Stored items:
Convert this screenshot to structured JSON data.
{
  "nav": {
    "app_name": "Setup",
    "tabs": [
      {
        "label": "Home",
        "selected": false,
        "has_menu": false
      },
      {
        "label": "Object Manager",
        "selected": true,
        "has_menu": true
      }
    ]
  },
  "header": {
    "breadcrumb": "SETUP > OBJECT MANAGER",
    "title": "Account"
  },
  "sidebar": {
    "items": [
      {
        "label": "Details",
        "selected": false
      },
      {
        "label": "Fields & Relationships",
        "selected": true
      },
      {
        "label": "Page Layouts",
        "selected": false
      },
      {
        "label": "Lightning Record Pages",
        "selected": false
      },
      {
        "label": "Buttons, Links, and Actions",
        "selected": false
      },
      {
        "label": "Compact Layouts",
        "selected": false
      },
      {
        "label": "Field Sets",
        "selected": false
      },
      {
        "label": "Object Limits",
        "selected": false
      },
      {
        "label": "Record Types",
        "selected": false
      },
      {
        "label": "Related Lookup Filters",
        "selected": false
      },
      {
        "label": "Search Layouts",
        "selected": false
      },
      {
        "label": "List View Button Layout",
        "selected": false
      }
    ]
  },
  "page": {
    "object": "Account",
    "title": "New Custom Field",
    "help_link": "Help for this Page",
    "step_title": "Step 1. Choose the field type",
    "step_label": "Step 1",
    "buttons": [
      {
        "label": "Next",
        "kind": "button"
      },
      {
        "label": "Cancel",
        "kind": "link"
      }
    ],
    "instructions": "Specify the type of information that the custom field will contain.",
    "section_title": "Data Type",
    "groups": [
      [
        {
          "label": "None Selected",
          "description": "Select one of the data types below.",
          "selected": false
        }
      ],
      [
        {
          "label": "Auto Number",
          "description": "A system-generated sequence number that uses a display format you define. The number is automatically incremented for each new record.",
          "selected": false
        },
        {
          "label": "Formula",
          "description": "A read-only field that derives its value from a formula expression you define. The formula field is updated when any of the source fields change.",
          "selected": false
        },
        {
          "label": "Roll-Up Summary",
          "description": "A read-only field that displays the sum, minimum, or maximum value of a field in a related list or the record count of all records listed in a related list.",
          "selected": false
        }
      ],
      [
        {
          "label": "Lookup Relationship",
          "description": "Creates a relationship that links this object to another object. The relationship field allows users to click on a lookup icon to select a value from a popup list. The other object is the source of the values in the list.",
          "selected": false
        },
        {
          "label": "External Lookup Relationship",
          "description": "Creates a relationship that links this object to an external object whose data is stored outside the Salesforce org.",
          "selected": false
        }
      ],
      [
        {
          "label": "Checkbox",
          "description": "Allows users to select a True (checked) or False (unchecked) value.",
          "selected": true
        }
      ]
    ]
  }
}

- _EXERCISE TASK_: Repeat the material in full, exactly as it stands.

- _THE REPLY_:
Convert this screenshot to structured JSON data.
{
  "nav": {
    "app_name": "Setup",
    "tabs": [
      {
        "label": "Home",
        "selected": false,
        "has_menu": false
      },
      {
        "label": "Object Manager",
        "selected": true,
        "has_menu": true
      }
    ]
  },
  "header": {
    "breadcrumb": "SETUP > OBJECT MANAGER",
    "title": "Account"
  },
  "sidebar": {
    "items": [
      {
        "label": "Details",
        "selected": false
      },
      {
        "label": "Fields & Relationships",
        "selected": true
      },
      {
        "label": "Page Layouts",
        "selected": false
      },
      {
        "label": "Lightning Record Pages",
        "selected": false
      },
      {
        "label": "Buttons, Links, and Actions",
        "selected": false
      },
      {
        "label": "Compact Layouts",
        "selected": false
      },
      {
        "label": "Field Sets",
        "selected": false
      },
      {
        "label": "Object Limits",
        "selected": false
      },
      {
        "label": "Record Types",
        "selected": false
      },
      {
        "label": "Related Lookup Filters",
        "selected": false
      },
      {
        "label": "Search Layouts",
        "selected": false
      },
      {
        "label": "List View Button Layout",
        "selected": false
      }
    ]
  },
  "page": {
    "object": "Account",
    "title": "New Custom Field",
    "help_link": "Help for this Page",
    "step_title": "Step 1. Choose the field type",
    "step_label": "Step 1",
    "buttons": [
      {
        "label": "Next",
        "kind": "button"
      },
      {
        "label": "Cancel",
        "kind": "link"
      }
    ],
    "instructions": "Specify the type of information that the custom field will contain.",
    "section_title": "Data Type",
    "groups": [
      [
        {
          "label": "None Selected",
          "description": "Select one of the data types below.",
          "selected": false
        }
      ],
      [
        {
          "label": "Auto Number",
          "description": "A system-generated sequence number that uses a display format you define. The number is automatically incremented for each new record.",
          "selected": false
        },
        {
          "label": "Formula",
          "description": "A read-only field that derives its value from a formula expression you define. The formula field is updated when any of the source fields change.",
          "selected": false
        },
        {
          "label": "Roll-Up Summary",
          "description": "A read-only field that displays the sum, minimum, or maximum value of a field in a related list or the record count of all records listed in a related list.",
          "selected": false
        }
      ],
      [
        {
          "label": "Lookup Relationship",
          "description": "Creates a relationship that links this object to another object. The relationship field allows users to click on a lookup icon to select a value from a popup list. The other object is the source of the values in the list.",
          "selected": false
        },
        {
          "label": "External Lookup Relationship",
          "description": "Creates a relationship that links this object to an external object whose data is stored outside the Salesforce org.",
          "selected": false
        }
      ],
      [
        {
          "label": "Checkbox",
          "description": "Allows users to select a True (checked) or False (unchecked) value.",
          "selected": true
        }
      ]
    ]
  }
}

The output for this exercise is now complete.